YOUR OBJECTIVE:
Check each line below for the word "caption", and copy those that have it.

*-*-*

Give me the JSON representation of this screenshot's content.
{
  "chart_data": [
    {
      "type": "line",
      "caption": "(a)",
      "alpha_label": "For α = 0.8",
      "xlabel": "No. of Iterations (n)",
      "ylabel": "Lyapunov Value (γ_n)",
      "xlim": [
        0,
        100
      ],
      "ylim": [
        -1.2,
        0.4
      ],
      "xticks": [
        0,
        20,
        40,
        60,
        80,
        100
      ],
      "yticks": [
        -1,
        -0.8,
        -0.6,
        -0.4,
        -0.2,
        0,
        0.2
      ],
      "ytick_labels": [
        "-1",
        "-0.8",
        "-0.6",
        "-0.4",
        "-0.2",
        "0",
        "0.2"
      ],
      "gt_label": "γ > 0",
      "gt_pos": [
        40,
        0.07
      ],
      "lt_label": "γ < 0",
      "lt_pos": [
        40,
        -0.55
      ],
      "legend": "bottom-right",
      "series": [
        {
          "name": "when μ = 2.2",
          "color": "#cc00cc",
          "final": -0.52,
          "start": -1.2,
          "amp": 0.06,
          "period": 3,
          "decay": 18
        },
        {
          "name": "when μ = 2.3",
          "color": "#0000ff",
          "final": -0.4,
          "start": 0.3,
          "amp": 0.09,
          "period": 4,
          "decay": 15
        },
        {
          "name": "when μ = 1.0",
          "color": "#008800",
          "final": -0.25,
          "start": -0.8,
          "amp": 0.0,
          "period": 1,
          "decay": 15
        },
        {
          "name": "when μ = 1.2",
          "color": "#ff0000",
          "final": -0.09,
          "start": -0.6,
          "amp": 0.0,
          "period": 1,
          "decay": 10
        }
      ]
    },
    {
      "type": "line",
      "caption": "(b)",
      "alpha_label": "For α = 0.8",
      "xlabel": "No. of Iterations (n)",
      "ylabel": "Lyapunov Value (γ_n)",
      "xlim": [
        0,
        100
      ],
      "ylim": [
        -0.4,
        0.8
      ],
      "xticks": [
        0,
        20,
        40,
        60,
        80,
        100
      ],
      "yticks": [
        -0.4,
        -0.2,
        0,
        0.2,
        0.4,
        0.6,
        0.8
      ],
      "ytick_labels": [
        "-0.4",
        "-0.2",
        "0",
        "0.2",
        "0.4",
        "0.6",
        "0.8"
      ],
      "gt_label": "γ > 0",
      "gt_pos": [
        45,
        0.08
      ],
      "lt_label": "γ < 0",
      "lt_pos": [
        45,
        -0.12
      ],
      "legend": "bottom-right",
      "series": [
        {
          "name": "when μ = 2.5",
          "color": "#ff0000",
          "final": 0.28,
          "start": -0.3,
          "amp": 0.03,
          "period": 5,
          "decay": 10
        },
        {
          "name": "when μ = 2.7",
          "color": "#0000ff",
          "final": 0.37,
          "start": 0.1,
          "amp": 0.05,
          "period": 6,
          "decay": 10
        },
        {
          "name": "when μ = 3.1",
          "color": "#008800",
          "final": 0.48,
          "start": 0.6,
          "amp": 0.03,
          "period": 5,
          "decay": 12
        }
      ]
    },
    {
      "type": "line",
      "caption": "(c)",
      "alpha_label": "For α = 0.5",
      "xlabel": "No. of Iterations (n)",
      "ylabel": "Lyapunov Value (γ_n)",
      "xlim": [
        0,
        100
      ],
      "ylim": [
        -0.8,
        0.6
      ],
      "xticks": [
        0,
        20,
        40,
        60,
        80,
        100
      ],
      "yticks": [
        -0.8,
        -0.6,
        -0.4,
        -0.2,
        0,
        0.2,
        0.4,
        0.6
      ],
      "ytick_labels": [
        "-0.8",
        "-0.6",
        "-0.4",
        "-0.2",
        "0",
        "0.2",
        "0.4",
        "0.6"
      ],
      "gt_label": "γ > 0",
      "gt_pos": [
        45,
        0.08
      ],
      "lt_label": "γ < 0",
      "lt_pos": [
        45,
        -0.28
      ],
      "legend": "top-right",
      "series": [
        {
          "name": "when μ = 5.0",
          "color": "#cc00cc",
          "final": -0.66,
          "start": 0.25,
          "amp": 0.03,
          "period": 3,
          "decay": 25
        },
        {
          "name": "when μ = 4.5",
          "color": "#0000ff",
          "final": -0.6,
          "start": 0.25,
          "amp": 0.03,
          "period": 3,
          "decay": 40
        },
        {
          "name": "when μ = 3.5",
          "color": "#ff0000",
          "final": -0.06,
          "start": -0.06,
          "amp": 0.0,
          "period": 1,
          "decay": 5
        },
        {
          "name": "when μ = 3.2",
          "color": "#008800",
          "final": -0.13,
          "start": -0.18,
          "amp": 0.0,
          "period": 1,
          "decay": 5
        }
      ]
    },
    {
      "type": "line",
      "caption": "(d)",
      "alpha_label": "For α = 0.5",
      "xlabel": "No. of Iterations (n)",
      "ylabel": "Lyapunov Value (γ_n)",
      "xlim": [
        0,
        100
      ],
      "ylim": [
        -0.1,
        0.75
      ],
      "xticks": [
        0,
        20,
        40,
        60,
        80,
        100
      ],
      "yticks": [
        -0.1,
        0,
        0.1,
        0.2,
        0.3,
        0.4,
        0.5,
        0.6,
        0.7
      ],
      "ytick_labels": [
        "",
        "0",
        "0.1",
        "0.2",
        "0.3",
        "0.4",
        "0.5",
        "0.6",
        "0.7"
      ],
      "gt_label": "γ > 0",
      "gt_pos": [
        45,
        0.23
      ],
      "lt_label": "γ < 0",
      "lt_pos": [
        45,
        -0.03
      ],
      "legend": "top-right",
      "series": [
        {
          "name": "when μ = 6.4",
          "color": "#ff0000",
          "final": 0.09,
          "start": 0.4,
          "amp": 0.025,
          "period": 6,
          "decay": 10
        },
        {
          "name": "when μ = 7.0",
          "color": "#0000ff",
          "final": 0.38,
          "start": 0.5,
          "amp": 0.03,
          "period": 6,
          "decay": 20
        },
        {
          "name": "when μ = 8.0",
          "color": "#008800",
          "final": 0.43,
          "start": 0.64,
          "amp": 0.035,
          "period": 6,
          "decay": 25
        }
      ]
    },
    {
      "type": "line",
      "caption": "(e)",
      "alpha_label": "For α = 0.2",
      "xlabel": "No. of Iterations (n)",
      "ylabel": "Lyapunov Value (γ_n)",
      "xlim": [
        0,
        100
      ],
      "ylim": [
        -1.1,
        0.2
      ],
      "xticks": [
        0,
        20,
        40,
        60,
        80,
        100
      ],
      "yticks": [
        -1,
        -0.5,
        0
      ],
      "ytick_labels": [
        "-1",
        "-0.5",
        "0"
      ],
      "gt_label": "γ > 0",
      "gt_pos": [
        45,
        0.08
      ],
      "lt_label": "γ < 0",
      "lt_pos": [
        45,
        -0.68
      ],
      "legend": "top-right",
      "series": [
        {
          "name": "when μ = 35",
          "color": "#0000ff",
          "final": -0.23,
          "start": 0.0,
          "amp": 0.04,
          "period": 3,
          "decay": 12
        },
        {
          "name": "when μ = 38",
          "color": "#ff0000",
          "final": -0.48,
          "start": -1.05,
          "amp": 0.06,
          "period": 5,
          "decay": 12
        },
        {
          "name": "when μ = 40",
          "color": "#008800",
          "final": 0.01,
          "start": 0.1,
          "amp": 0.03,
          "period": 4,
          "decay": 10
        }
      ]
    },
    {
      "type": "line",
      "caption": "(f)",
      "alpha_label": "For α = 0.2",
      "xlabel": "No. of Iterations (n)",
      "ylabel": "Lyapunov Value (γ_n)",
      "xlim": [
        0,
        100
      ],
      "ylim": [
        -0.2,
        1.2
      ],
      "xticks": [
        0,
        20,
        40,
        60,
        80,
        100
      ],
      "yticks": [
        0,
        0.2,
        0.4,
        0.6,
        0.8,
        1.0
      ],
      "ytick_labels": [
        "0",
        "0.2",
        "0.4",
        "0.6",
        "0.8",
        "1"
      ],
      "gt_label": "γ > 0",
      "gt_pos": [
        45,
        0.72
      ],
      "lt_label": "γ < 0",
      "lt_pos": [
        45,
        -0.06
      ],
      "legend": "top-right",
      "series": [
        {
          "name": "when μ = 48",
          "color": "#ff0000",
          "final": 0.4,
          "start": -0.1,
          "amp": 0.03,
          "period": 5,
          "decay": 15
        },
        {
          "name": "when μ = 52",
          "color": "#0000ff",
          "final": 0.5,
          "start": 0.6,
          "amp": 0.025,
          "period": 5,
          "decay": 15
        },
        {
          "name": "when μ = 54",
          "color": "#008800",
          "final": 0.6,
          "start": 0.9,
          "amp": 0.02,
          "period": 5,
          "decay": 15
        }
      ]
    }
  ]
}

*-*-*

FINAL RESULT:
      "caption": "(a)",
      "caption": "(b)",
      "caption": "(c)",
      "caption": "(d)",
      "caption": "(e)",
      "caption": "(f)",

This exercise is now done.